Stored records
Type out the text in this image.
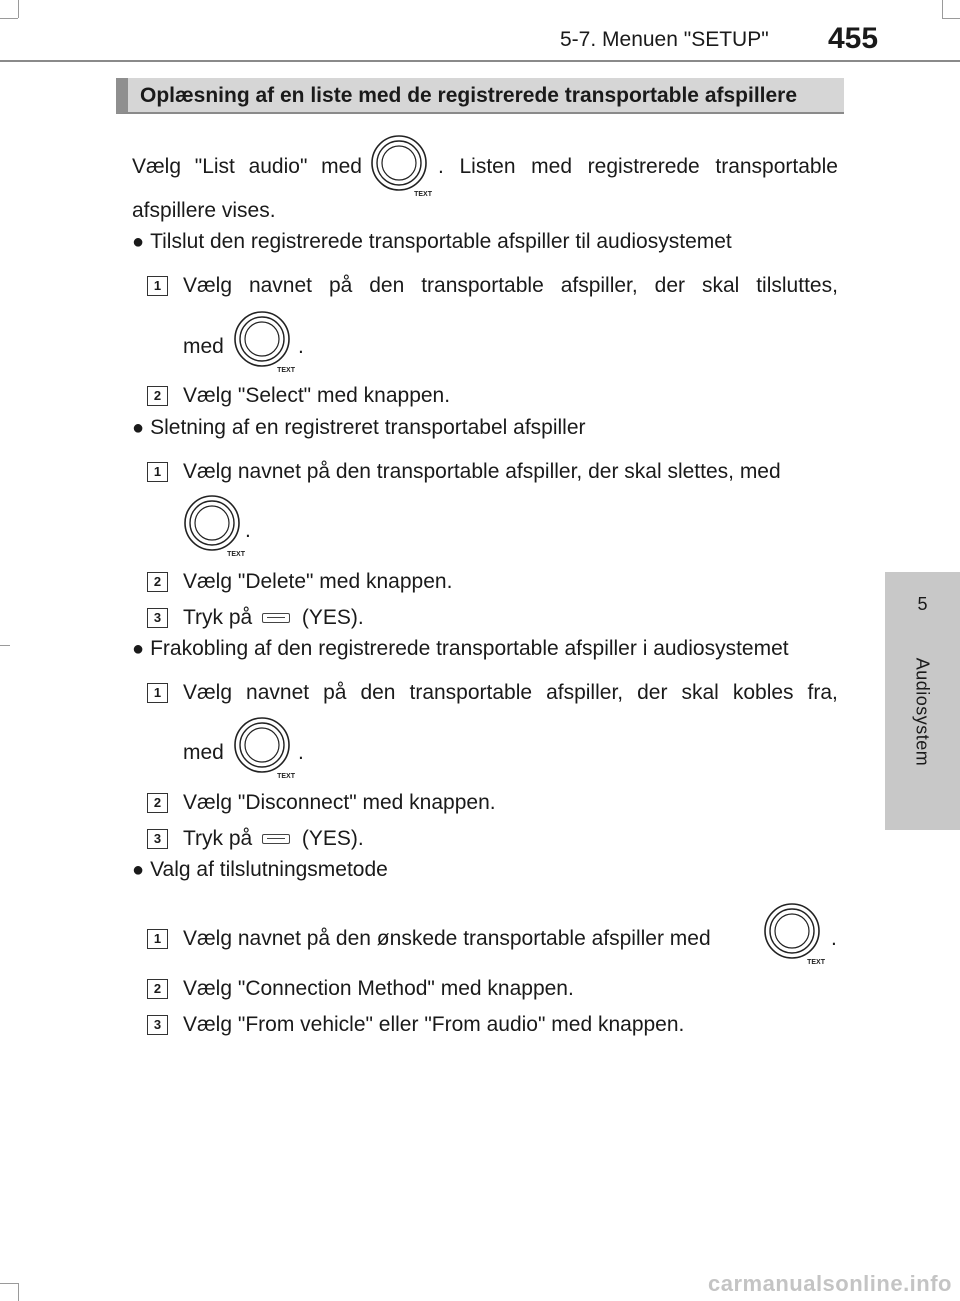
5-7. Menuen "SETUP" 455
5
Audiosystem
Oplæsning af en liste med de registrerede transportable afspillere
Vælg "List audio" med
TEXT
. Listen med registrerede transportable
afspillere vises.
● Tilslut den registrerede transportable afspiller til audiosystemet
1	Vælg navnet på den transportable afspiller, der skal tilsluttes,
med
TEXT
.
2	Vælg "Select" med knappen.
● Sletning af en registreret transportabel afspiller
1	Vælg navnet på den transportable afspiller, der skal slettes, med
TEXT
.
2	Vælg "Delete" med knappen.
3	Tryk på (YES).
● Frakobling af den registrerede transportable afspiller i audiosystemet
1	Vælg navnet på den transportable afspiller, der skal kobles fra,
med
TEXT
.
2	Vælg "Disconnect" med knappen.
3	Tryk på (YES).
● Valg af tilslutningsmetode
1	Vælg navnet på den ønskede transportable afspiller med
TEXT
.
2	Vælg "Connection Method" med knappen.
3	Vælg "From vehicle" eller "From audio" med knappen.
carmanualsonline.info
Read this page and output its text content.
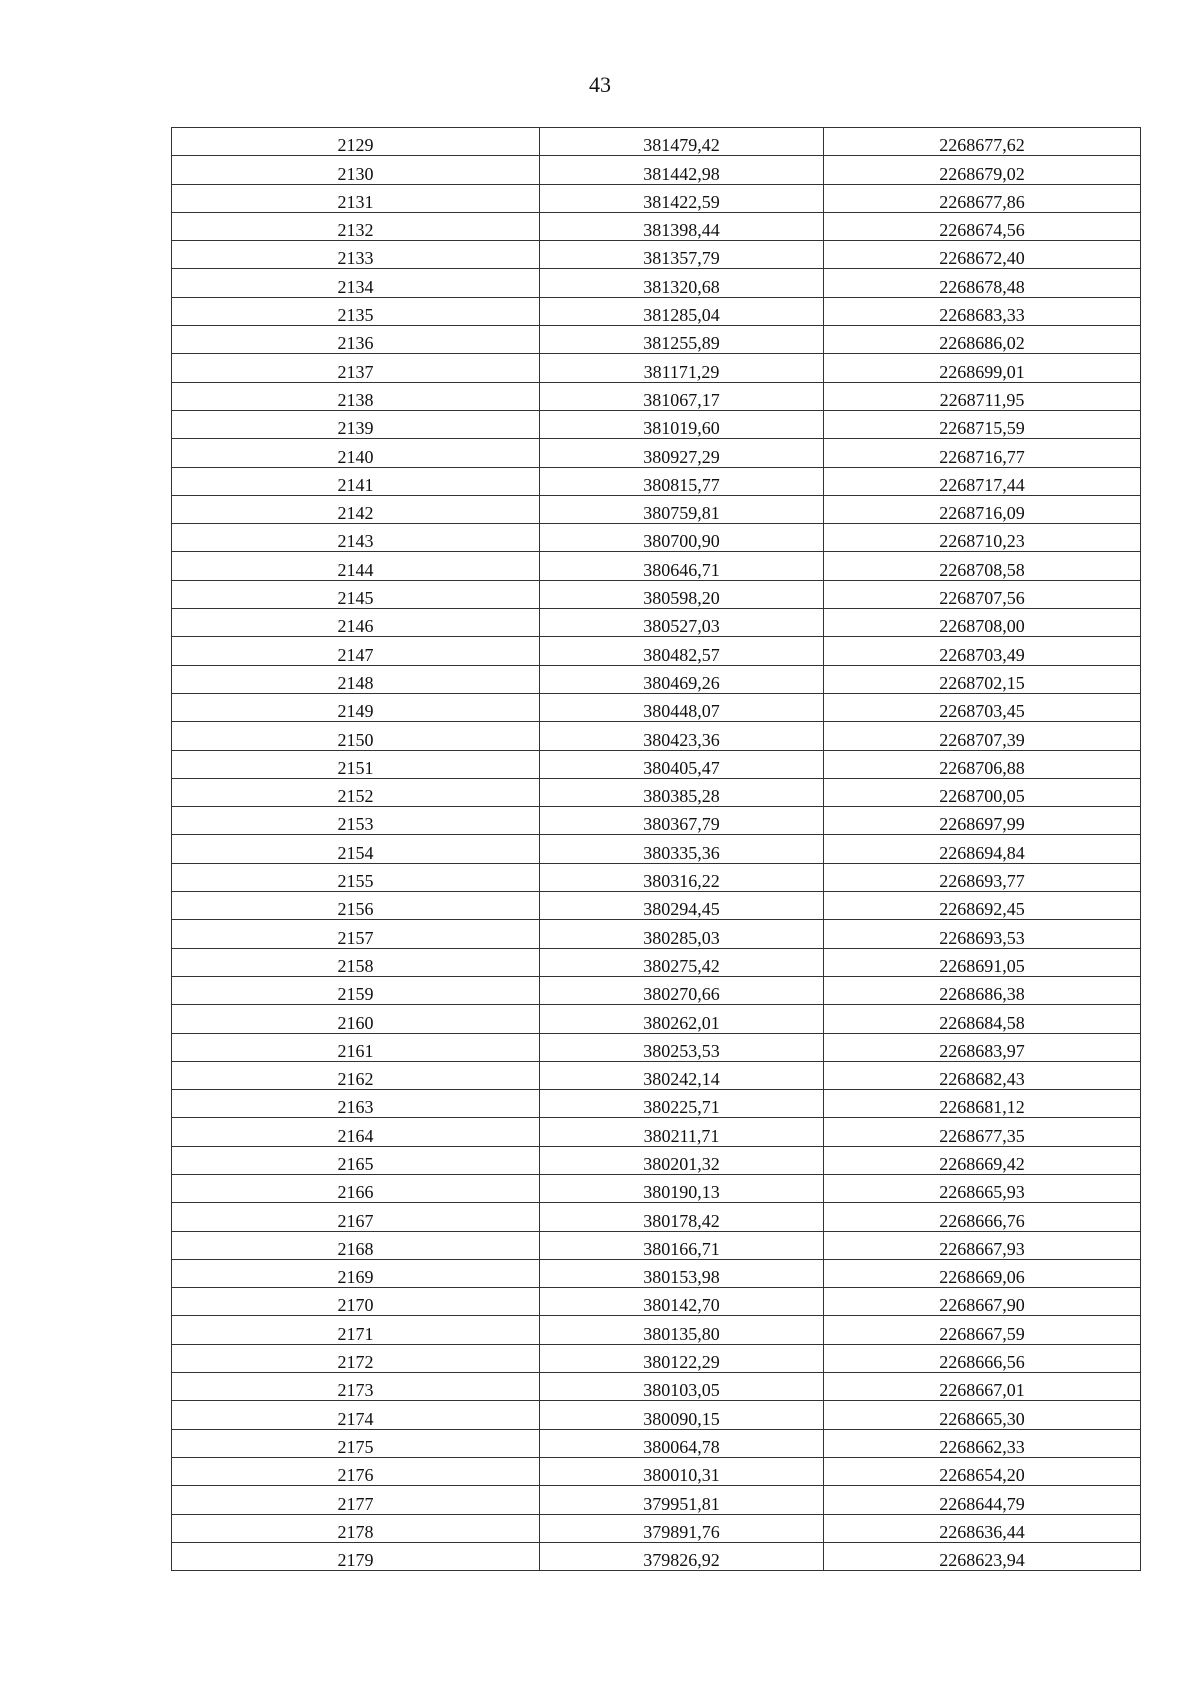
43
2129	381479,42	2268677,62
2130	381442,98	2268679,02
2131	381422,59	2268677,86
2132	381398,44	2268674,56
2133	381357,79	2268672,40
2134	381320,68	2268678,48
2135	381285,04	2268683,33
2136	381255,89	2268686,02
2137	381171,29	2268699,01
2138	381067,17	2268711,95
2139	381019,60	2268715,59
2140	380927,29	2268716,77
2141	380815,77	2268717,44
2142	380759,81	2268716,09
2143	380700,90	2268710,23
2144	380646,71	2268708,58
2145	380598,20	2268707,56
2146	380527,03	2268708,00
2147	380482,57	2268703,49
2148	380469,26	2268702,15
2149	380448,07	2268703,45
2150	380423,36	2268707,39
2151	380405,47	2268706,88
2152	380385,28	2268700,05
2153	380367,79	2268697,99
2154	380335,36	2268694,84
2155	380316,22	2268693,77
2156	380294,45	2268692,45
2157	380285,03	2268693,53
2158	380275,42	2268691,05
2159	380270,66	2268686,38
2160	380262,01	2268684,58
2161	380253,53	2268683,97
2162	380242,14	2268682,43
2163	380225,71	2268681,12
2164	380211,71	2268677,35
2165	380201,32	2268669,42
2166	380190,13	2268665,93
2167	380178,42	2268666,76
2168	380166,71	2268667,93
2169	380153,98	2268669,06
2170	380142,70	2268667,90
2171	380135,80	2268667,59
2172	380122,29	2268666,56
2173	380103,05	2268667,01
2174	380090,15	2268665,30
2175	380064,78	2268662,33
2176	380010,31	2268654,20
2177	379951,81	2268644,79
2178	379891,76	2268636,44
2179	379826,92	2268623,94
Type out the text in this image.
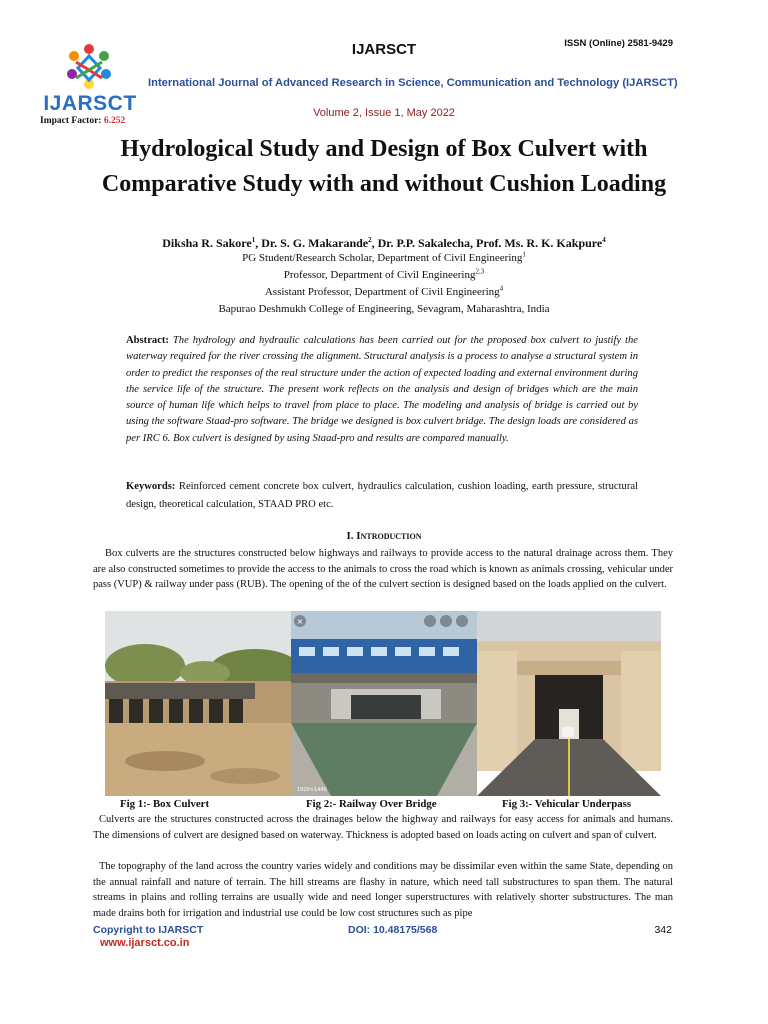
IJARSCT
Impact Factor: 6.252
IJARSCT	ISSN (Online) 2581-9429
International Journal of Advanced Research in Science, Communication and Technology (IJARSCT)
Volume 2, Issue 1, May 2022
Hydrological Study and Design of Box Culvert with Comparative Study with and without Cushion Loading
Diksha R. Sakore$^1$, Dr. S. G. Makarande$^2$, Dr. P.P. Sakalecha, Prof. Ms. R. K. Kakpure$^4$
PG Student/Research Scholar, Department of Civil Engineering$^1$
Professor, Department of Civil Engineering$^{2,3}$
Assistant Professor, Department of Civil Engineering$^4$
Bapurao Deshmukh College of Engineering, Sevagram, Maharashtra, India
Abstract: The hydrology and hydraulic calculations has been carried out for the proposed box culvert to justify the waterway required for the river crossing the alignment. Structural analysis is a process to analyse a structural system in order to predict the responses of the real structure under the action of expected loading and external environment during the service life of the structure. The present work reflects on the analysis and design of bridges which are the main source of human life which helps to travel from place to place. The modeling and analysis of bridge is carried out by using the software Staad-pro software. The bridge we designed is box culvert bridge. The design loads are considered as per IRC 6. Box culvert is designed by using Staad-pro and results are compared manually.
Keywords: Reinforced cement concrete box culvert, hydraulics calculation, cushion loading, earth pressure, structural design, theoretical calculation, STAAD PRO etc.
I. Introduction
Box culverts are the structures constructed below highways and railways to provide access to the natural drainage across them. They are also constructed sometimes to provide the access to the animals to cross the road which is known as animals crossing, vehicular under pass (VUP) & railway under pass (RUB). The opening of the of the culvert section is designed based on the loads applied on the culvert.
×
1920×1440
Fig 1:- Box Culvert	Fig 2:- Railway Over Bridge	Fig 3:- Vehicular Underpass
Culverts are the structures constructed across the drainages below the highway and railways for easy access for animals and humans. The dimensions of culvert are designed based on waterway. Thickness is adopted based on loads acting on culvert and span of culvert.
The topography of the land across the country varies widely and conditions may be dissimilar even within the same State, depending on the annual rainfall and nature of terrain. The hill streams are flashy in nature, which need tall substructures to span them. The natural streams in plains and rolling terrains are usually wide and need longer superstructures with relatively shorter substructures. The man made drains both for irrigation and industrial use could be low cost structures such as pipe
Copyright to IJARSCT	DOI: 10.48175/568	342
www.ijarsct.co.in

Job: The data should be printed again unchanged; leave its pictures out.

Finished task:
Type out the text in this image.
5-7. Menuen "SETUP" 455
5
Audiosystem
Oplæsning af en liste med de registrerede transportable afspillere
Vælg "List audio" med
TEXT
. Listen med registrerede transportable
afspillere vises.
● Tilslut den registrerede transportable afspiller til audiosystemet
1	Vælg navnet på den transportable afspiller, der skal tilsluttes,
med
TEXT
.
2	Vælg "Select" med knappen.
● Sletning af en registreret transportabel afspiller
1	Vælg navnet på den transportable afspiller, der skal slettes, med
TEXT
.
2	Vælg "Delete" med knappen.
3	Tryk på (YES).
● Frakobling af den registrerede transportable afspiller i audiosystemet
1	Vælg navnet på den transportable afspiller, der skal kobles fra,
med
TEXT
.
2	Vælg "Disconnect" med knappen.
3	Tryk på (YES).
● Valg af tilslutningsmetode
1	Vælg navnet på den ønskede transportable afspiller med
TEXT
.
2	Vælg "Connection Method" med knappen.
3	Vælg "From vehicle" eller "From audio" med knappen.
carmanualsonline.info
Read this page and output its text content.
43
2129	381479,42	2268677,62
2130	381442,98	2268679,02
2131	381422,59	2268677,86
2132	381398,44	2268674,56
2133	381357,79	2268672,40
2134	381320,68	2268678,48
2135	381285,04	2268683,33
2136	381255,89	2268686,02
2137	381171,29	2268699,01
2138	381067,17	2268711,95
2139	381019,60	2268715,59
2140	380927,29	2268716,77
2141	380815,77	2268717,44
2142	380759,81	2268716,09
2143	380700,90	2268710,23
2144	380646,71	2268708,58
2145	380598,20	2268707,56
2146	380527,03	2268708,00
2147	380482,57	2268703,49
2148	380469,26	2268702,15
2149	380448,07	2268703,45
2150	380423,36	2268707,39
2151	380405,47	2268706,88
2152	380385,28	2268700,05
2153	380367,79	2268697,99
2154	380335,36	2268694,84
2155	380316,22	2268693,77
2156	380294,45	2268692,45
2157	380285,03	2268693,53
2158	380275,42	2268691,05
2159	380270,66	2268686,38
2160	380262,01	2268684,58
2161	380253,53	2268683,97
2162	380242,14	2268682,43
2163	380225,71	2268681,12
2164	380211,71	2268677,35
2165	380201,32	2268669,42
2166	380190,13	2268665,93
2167	380178,42	2268666,76
2168	380166,71	2268667,93
2169	380153,98	2268669,06
2170	380142,70	2268667,90
2171	380135,80	2268667,59
2172	380122,29	2268666,56
2173	380103,05	2268667,01
2174	380090,15	2268665,30
2175	380064,78	2268662,33
2176	380010,31	2268654,20
2177	379951,81	2268644,79
2178	379891,76	2268636,44
2179	379826,92	2268623,94
Type out the text in this image.
IJARSCT
Impact Factor: 6.252
IJARSCT	ISSN (Online) 2581-9429
International Journal of Advanced Research in Science, Communication and Technology (IJARSCT)
Volume 2, Issue 1, May 2022
Hydrological Study and Design of Box Culvert with Comparative Study with and without Cushion Loading
Diksha R. Sakore$^1$, Dr. S. G. Makarande$^2$, Dr. P.P. Sakalecha, Prof. Ms. R. K. Kakpure$^4$
PG Student/Research Scholar, Department of Civil Engineering$^1$
Professor, Department of Civil Engineering$^{2,3}$
Assistant Professor, Department of Civil Engineering$^4$
Bapurao Deshmukh College of Engineering, Sevagram, Maharashtra, India
Abstract: The hydrology and hydraulic calculations has been carried out for the proposed box culvert to justify the waterway required for the river crossing the alignment. Structural analysis is a process to analyse a structural system in order to predict the responses of the real structure under the action of expected loading and external environment during the service life of the structure. The present work reflects on the analysis and design of bridges which are the main source of human life which helps to travel from place to place. The modeling and analysis of bridge is carried out by using the software Staad-pro software. The bridge we designed is box culvert bridge. The design loads are considered as per IRC 6. Box culvert is designed by using Staad-pro and results are compared manually.
Keywords: Reinforced cement concrete box culvert, hydraulics calculation, cushion loading, earth pressure, structural design, theoretical calculation, STAAD PRO etc.
I. Introduction
Box culverts are the structures constructed below highways and railways to provide access to the natural drainage across them. They are also constructed sometimes to provide the access to the animals to cross the road which is known as animals crossing, vehicular under pass (VUP) & railway under pass (RUB). The opening of the of the culvert section is designed based on the loads applied on the culvert.
×
1920×1440
Fig 1:- Box Culvert	Fig 2:- Railway Over Bridge	Fig 3:- Vehicular Underpass
Culverts are the structures constructed across the drainages below the highway and railways for easy access for animals and humans. The dimensions of culvert are designed based on waterway. Thickness is adopted based on loads acting on culvert and span of culvert.
The topography of the land across the country varies widely and conditions may be dissimilar even within the same State, depending on the annual rainfall and nature of terrain. The hill streams are flashy in nature, which need tall substructures to span them. The natural streams in plains and rolling terrains are usually wide and need longer superstructures with relatively shorter substructures. The man made drains both for irrigation and industrial use could be low cost structures such as pipe
Copyright to IJARSCT	DOI: 10.48175/568	342
www.ijarsct.co.in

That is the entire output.